WHAT YOU SHOULD DO → Write out the entries verbatim and leave the images out of the copy.

ENTRIES →
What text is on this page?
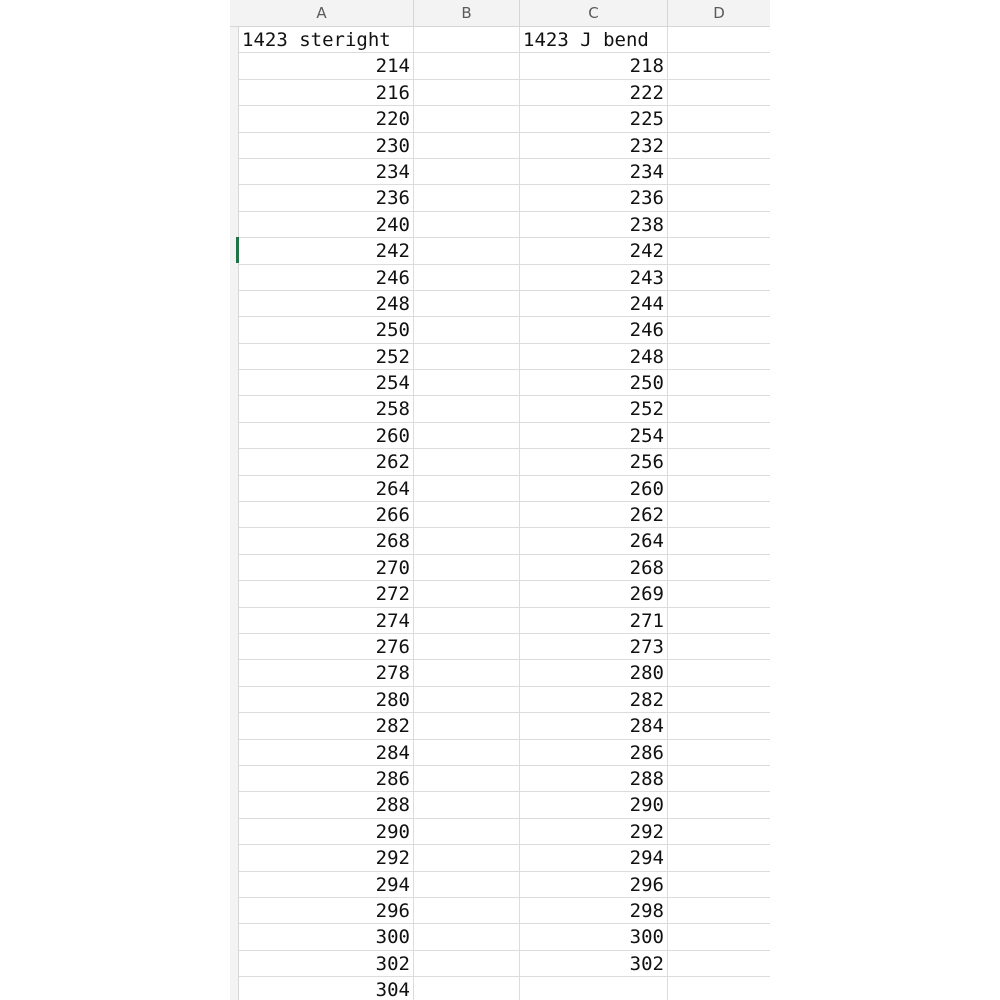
A	B	C	D
1423 steright	1423 J bend
214	218
216	222
220	225
230	232
234	234
236	236
240	238
242	242
246	243
248	244
250	246
252	248
254	250
258	252
260	254
262	256
264	260
266	262
268	264
270	268
272	269
274	271
276	273
278	280
280	282
282	284
284	286
286	288
288	290
290	292
292	294
294	296
296	298
300	300
302	302
304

RESPONSE FOR THIS EXERCISE →
What text is on this page?
A	B	C	D
1423 steright	1423 J bend
214	218
216	222
220	225
230	232
234	234
236	236
240	238
242	242
246	243
248	244
250	246
252	248
254	250
258	252
260	254
262	256
264	260
266	262
268	264
270	268
272	269
274	271
276	273
278	280
280	282
282	284
284	286
286	288
288	290
290	292
292	294
294	296
296	298
300	300
302	302
304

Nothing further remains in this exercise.